= Beginning of Section =
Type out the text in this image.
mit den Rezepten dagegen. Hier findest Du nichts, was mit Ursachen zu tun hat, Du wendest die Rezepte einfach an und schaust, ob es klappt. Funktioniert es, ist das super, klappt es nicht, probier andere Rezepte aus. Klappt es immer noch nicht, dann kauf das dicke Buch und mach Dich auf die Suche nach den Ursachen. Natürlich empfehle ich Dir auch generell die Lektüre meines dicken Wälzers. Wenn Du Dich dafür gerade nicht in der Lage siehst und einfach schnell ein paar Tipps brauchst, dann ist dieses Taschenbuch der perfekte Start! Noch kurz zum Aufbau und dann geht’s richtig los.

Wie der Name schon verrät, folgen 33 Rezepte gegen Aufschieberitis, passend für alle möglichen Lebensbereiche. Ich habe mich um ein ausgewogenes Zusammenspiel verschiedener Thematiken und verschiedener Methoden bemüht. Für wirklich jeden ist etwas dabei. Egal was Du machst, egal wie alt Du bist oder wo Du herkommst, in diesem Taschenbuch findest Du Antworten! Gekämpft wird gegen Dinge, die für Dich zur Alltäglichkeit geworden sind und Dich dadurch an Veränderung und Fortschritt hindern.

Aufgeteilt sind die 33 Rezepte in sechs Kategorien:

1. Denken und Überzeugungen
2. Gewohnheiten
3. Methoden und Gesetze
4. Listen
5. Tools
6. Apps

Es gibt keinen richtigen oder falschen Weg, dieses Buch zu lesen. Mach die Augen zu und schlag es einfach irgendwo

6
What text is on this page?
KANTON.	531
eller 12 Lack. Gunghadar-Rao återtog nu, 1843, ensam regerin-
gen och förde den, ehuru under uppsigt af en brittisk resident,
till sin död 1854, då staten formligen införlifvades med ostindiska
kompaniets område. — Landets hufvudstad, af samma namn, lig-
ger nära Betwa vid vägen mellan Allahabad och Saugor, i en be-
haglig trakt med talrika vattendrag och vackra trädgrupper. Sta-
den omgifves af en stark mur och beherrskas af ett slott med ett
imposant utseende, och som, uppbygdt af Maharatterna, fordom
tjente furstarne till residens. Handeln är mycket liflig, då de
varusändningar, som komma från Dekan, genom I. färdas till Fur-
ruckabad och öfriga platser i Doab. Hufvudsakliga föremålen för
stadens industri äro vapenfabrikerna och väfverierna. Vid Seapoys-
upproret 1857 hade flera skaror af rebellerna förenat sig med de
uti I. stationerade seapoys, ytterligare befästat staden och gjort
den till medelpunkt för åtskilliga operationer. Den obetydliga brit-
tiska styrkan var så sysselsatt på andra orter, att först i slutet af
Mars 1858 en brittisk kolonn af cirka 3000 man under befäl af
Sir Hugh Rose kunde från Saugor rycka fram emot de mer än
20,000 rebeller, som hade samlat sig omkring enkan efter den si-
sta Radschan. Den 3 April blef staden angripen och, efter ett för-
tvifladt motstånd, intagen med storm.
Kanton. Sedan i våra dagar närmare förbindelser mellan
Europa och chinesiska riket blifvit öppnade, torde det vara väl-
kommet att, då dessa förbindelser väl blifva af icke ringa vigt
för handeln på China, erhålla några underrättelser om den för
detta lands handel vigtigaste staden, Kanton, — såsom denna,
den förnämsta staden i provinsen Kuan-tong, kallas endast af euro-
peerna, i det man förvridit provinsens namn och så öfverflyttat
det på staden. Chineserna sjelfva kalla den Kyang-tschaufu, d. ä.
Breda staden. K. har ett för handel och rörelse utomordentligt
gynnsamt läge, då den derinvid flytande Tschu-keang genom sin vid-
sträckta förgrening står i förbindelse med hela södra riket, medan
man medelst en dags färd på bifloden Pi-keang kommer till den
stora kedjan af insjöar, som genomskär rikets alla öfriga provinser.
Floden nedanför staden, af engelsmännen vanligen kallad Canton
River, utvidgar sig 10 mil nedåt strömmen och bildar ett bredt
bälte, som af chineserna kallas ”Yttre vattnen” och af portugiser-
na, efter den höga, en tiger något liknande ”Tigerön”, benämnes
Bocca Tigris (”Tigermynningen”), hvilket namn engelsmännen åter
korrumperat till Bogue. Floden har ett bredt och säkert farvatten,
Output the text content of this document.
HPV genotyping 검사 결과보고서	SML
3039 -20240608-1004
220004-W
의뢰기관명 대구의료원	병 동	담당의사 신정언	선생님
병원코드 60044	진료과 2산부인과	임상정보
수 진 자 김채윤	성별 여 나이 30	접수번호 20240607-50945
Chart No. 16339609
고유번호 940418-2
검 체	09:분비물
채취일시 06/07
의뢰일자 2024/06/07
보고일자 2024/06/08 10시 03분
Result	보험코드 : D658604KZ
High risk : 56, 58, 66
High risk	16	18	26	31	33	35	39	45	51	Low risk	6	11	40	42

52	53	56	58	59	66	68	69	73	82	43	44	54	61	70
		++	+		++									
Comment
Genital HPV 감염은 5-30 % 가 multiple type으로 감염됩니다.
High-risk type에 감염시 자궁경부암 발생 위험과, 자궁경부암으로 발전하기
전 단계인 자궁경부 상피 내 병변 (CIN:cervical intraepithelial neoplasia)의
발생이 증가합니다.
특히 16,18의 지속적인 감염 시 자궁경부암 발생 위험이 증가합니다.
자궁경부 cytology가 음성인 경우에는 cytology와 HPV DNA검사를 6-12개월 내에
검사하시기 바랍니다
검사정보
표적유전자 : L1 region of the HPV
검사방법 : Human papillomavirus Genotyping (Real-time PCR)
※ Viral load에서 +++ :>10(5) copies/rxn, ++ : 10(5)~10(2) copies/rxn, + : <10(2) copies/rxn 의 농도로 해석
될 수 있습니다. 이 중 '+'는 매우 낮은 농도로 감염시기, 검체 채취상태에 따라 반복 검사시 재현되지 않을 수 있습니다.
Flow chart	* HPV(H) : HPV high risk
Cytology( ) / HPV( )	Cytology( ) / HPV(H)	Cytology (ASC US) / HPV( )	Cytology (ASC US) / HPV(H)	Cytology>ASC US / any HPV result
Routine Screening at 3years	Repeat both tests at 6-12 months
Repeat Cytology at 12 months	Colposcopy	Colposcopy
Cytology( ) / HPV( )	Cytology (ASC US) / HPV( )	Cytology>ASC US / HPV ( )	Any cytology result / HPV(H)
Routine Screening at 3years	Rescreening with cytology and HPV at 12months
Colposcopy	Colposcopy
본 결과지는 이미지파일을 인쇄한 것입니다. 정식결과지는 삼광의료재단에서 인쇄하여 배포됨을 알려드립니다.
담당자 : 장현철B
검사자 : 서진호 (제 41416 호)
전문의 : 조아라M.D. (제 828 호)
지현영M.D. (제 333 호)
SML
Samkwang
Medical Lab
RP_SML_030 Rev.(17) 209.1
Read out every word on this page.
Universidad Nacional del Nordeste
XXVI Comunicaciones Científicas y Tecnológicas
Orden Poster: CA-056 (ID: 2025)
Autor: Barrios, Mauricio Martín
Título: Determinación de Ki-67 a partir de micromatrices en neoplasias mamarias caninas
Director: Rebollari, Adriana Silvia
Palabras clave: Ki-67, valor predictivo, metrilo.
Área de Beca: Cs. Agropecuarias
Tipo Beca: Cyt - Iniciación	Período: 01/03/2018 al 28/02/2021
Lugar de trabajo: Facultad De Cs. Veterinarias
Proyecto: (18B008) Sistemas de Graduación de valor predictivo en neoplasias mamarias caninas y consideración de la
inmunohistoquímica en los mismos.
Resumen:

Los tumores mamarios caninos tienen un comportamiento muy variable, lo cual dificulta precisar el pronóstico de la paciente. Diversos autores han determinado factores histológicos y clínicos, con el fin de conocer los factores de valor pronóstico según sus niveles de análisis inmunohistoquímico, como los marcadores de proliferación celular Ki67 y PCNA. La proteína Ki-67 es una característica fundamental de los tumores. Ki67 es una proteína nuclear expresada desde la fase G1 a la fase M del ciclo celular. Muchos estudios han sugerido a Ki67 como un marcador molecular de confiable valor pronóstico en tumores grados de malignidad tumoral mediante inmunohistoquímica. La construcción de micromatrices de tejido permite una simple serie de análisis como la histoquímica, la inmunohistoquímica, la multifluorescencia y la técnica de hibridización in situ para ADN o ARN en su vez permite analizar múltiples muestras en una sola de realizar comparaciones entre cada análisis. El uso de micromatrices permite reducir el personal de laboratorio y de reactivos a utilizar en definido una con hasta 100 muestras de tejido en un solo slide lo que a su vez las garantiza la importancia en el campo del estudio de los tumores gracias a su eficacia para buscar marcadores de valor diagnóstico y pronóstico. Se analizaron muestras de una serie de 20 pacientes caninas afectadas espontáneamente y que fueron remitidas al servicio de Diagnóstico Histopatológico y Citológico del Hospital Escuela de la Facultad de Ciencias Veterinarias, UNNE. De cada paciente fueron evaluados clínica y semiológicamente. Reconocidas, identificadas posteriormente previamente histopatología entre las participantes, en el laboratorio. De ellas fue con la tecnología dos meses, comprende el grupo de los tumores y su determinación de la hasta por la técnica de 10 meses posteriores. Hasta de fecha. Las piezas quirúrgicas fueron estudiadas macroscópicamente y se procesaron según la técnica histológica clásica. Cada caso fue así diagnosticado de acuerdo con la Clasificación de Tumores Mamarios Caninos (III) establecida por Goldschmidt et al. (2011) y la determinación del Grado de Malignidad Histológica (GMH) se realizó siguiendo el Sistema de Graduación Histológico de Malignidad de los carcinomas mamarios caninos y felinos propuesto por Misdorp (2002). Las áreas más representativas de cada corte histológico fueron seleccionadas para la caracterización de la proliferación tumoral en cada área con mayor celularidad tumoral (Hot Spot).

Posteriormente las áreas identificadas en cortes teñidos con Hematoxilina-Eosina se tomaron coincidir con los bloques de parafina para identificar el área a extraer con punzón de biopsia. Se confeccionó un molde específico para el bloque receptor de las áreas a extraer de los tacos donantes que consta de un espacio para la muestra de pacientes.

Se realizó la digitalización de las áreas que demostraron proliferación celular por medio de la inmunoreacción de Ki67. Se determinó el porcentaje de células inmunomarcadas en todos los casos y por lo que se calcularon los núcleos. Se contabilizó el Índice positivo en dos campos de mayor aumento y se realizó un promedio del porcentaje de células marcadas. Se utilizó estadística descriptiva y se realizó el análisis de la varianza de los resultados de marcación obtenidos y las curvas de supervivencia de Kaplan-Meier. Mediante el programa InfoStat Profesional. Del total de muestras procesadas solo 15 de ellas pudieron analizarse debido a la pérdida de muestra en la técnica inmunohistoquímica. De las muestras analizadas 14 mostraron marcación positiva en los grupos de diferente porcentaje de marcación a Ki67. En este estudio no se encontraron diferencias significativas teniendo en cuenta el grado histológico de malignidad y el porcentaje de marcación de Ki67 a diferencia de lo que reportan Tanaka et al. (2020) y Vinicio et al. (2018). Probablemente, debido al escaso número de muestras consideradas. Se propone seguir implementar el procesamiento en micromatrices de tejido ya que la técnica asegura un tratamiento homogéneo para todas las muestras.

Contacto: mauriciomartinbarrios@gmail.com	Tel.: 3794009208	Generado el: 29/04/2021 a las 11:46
= End of Section =
**Task item:** Every line above that contains the word "hade" should be reported.

**Result:**
upproret 1857 hade flera skaror af rebellerna förenat sig med de
20,000 rebeller, som hade samlat sig omkring enkan efter den si-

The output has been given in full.